Compito richiesto 1: Duplica per intero il testo da leggere, senza cambiare nulla.

È un posto assai poco adatto per fare conversazione, l’eco è tremendo e non puoi SENTIRE nessuno. Al mattino fingo di lavorare e al pomeriggio visito le rovine. Castel San Angelo è la mia meta preferita, ma mi piacciono anche i Fori, che sono molto vicini. È un buon periodo dell’anno per visitare le bellezze locali perché a quanto pare siamo i soli turisti rimasti. Può capitare di imbattersi in un gruppo di tedeschi tenaci, ma sono apparizioni rare e anche un po’ tristi, come le grida delle oche. Le gallerie d’arte sono vuote e così buie che si può camminare per un chilometro senza distinguere la forma di un piede.

Come sempre,
John

***

La raccolta che “Time” avrebbe bastonato si intitolava Stories. Farrar, Straus & Giraud la mandò in libreria nel dicembre 1956 e incluse lavori di Bill Maxwell, Denny Fuchs e Jean Stafford, oltre che di mio padre. Era stato chiesto a J.D. Salinger di fare parte del libro, ma lui declinò l’invito e propose Bill.

Dati forniti:
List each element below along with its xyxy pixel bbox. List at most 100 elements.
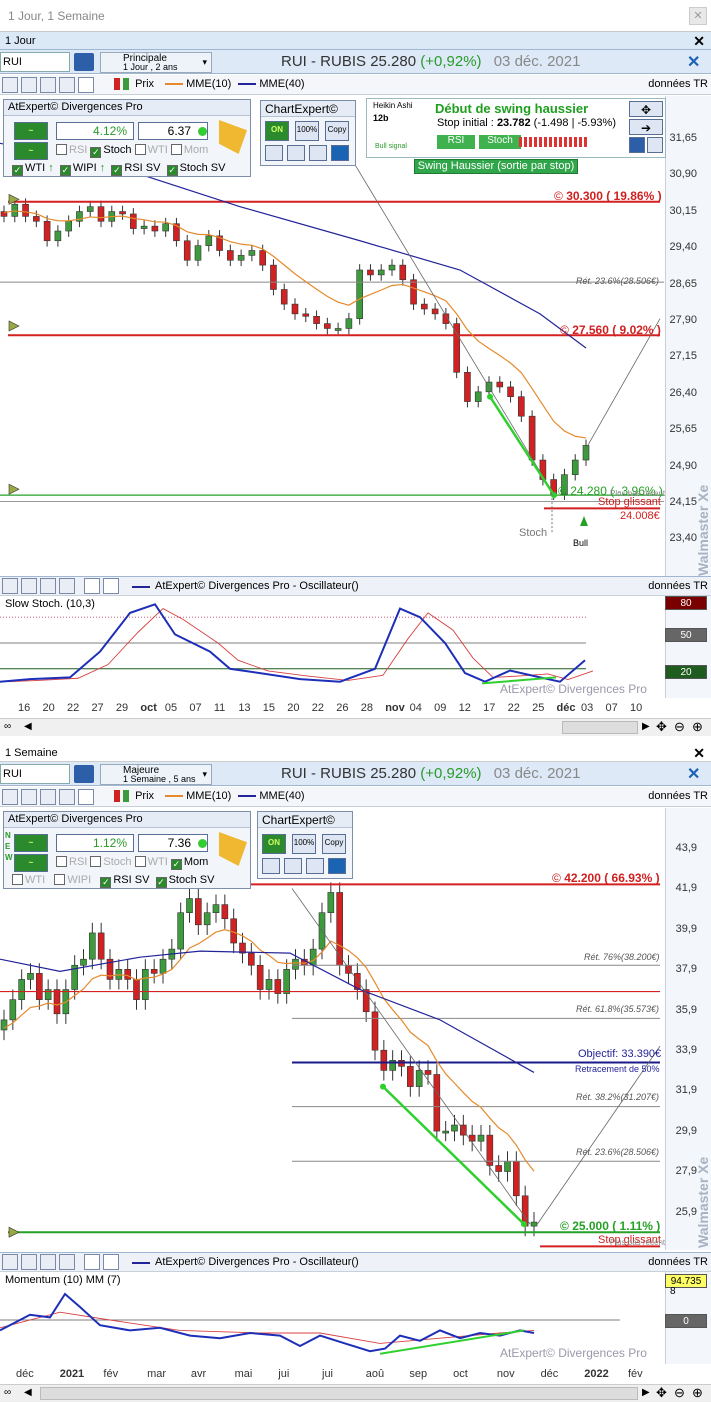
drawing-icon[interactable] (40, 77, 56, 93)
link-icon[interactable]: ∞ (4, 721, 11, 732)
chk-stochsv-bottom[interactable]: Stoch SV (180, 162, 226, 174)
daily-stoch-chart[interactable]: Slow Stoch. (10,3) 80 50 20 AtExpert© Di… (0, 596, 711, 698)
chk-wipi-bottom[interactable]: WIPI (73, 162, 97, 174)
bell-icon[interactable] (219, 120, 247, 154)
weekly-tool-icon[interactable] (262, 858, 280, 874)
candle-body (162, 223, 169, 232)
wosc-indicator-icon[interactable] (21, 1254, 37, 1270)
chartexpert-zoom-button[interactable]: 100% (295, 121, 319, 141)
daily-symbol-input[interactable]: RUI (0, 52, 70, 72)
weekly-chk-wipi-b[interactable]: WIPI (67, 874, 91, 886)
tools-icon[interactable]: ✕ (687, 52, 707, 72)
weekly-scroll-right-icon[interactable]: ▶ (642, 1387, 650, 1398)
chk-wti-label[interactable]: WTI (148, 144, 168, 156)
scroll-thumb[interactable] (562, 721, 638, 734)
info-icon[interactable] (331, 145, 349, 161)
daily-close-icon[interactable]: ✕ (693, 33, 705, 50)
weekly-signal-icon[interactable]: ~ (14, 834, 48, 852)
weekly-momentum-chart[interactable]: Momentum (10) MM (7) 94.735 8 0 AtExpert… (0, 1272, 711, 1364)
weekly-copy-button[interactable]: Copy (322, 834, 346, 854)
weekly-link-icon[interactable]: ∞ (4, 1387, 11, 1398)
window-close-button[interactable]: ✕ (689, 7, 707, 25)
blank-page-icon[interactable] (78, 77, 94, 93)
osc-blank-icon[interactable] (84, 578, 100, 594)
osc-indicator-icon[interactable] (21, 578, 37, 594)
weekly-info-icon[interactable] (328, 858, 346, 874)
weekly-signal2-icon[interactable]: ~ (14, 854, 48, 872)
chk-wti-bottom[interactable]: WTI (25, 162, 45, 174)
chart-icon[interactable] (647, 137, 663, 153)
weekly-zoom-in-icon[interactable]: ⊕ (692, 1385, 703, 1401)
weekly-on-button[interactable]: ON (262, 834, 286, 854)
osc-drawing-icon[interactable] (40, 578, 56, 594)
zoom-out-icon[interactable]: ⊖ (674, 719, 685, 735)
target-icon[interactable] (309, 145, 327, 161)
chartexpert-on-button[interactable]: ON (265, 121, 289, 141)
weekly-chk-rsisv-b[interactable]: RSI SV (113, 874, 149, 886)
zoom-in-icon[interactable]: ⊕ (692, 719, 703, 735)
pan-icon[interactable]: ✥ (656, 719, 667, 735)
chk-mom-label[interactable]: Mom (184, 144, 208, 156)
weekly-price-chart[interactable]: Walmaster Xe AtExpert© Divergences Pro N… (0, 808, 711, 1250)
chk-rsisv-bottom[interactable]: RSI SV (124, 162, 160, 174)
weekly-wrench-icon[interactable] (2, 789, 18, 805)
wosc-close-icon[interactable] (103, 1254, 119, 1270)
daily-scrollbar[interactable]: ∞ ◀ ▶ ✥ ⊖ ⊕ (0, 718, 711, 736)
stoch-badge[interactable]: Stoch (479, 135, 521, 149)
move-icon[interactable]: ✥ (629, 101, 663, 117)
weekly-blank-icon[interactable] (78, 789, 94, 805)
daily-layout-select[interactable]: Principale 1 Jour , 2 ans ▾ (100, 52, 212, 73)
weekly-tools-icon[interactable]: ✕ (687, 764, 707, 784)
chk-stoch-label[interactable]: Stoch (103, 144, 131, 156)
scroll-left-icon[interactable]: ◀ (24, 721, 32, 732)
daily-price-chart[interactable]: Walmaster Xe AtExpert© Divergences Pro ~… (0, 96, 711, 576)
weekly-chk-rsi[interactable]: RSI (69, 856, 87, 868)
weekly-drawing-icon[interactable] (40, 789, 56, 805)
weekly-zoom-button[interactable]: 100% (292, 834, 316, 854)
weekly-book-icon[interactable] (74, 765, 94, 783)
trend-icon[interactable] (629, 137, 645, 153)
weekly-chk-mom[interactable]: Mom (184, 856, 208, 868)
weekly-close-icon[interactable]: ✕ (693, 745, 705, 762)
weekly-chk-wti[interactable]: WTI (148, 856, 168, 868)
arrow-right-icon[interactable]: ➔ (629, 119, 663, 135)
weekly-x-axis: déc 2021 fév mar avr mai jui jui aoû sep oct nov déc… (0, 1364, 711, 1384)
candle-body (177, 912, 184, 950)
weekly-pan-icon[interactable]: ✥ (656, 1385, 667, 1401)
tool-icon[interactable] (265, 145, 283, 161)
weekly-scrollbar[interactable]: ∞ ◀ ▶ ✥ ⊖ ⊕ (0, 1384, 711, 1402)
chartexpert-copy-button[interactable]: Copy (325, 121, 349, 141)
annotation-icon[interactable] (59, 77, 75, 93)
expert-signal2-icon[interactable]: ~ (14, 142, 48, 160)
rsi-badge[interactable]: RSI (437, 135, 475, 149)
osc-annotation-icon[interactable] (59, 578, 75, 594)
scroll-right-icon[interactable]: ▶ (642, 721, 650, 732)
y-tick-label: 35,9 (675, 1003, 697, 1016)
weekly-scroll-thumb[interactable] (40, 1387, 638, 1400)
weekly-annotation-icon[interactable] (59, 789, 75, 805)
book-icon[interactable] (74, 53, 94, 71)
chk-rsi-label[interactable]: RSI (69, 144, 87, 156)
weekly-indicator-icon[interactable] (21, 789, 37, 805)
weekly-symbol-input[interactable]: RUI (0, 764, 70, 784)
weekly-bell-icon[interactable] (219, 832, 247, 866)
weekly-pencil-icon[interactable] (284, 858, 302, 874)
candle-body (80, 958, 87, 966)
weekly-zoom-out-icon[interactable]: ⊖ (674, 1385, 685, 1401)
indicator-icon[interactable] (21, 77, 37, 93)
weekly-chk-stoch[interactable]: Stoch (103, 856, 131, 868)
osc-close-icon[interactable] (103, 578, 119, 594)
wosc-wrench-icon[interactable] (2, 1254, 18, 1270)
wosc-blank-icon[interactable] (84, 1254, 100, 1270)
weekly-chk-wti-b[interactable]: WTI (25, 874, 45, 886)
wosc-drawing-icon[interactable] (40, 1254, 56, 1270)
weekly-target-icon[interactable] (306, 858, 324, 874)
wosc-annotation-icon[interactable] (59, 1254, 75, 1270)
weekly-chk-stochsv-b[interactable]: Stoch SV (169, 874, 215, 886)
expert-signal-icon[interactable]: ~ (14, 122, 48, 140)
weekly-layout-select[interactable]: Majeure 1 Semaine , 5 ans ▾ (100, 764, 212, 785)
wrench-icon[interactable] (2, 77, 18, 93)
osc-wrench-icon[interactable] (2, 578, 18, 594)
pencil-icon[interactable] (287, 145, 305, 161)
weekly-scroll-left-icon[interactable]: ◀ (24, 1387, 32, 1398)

Compito richiesto 2: Formatta come lista numerata le righe dell'elenco che vanno dalla riga con "drawing-icon[interactable] (40, 77, 56, 93)" alla riga con "weekly-chk-wipi-b[interactable]: WIPI (67, 874, 91, 886)", entrambe incluse, tralasciando le righe vuote. Riporta soltanto queste righe.

Risposta corretta 1:
È un posto assai poco adatto per fare conversazione, l’eco è tremendo e non puoi SENTIRE nessuno. Al mattino fingo di lavorare e al pomeriggio visito le rovine. Castel San Angelo è la mia meta preferita, ma mi piacciono anche i Fori, che sono molto vicini. È un buon periodo dell’anno per visitare le bellezze locali perché a quanto pare siamo i soli turisti rimasti. Può capitare di imbattersi in un gruppo di tedeschi tenaci, ma sono apparizioni rare e anche un po’ tristi, come le grida delle oche. Le gallerie d’arte sono vuote e così buie che si può camminare per un chilometro senza distinguere la forma di un piede.

Come sempre,
John

***

La raccolta che “Time” avrebbe bastonato si intitolava Stories. Farrar, Straus & Giraud la mandò in libreria nel dicembre 1956 e incluse lavori di Bill Maxwell, Denny Fuchs e Jean Stafford, oltre che di mio padre. Era stato chiesto a J.D. Salinger di fare parte del libro, ma lui declinò l’invito e propose Bill.

Risposta corretta 2:
1. drawing-icon[interactable] (40, 77, 56, 93)
2. link-icon[interactable]: ∞ (4, 721, 11, 732)
3. chk-stochsv-bottom[interactable]: Stoch SV (180, 162, 226, 174)
4. daily-stoch-chart[interactable]: Slow Stoch. (10,3) 80 50 20 AtExpert© Di… (0, 596, 711, 698)
5. chk-wipi-bottom[interactable]: WIPI (73, 162, 97, 174)
6. bell-icon[interactable] (219, 120, 247, 154)
7. weekly-tool-icon[interactable] (262, 858, 280, 874)
8. candle-body (162, 223, 169, 232)
9. wosc-indicator-icon[interactable] (21, 1254, 37, 1270)
10. chartexpert-zoom-button[interactable]: 100% (295, 121, 319, 141)
11. daily-symbol-input[interactable]: RUI (0, 52, 70, 72)
12. weekly-chk-wipi-b[interactable]: WIPI (67, 874, 91, 886)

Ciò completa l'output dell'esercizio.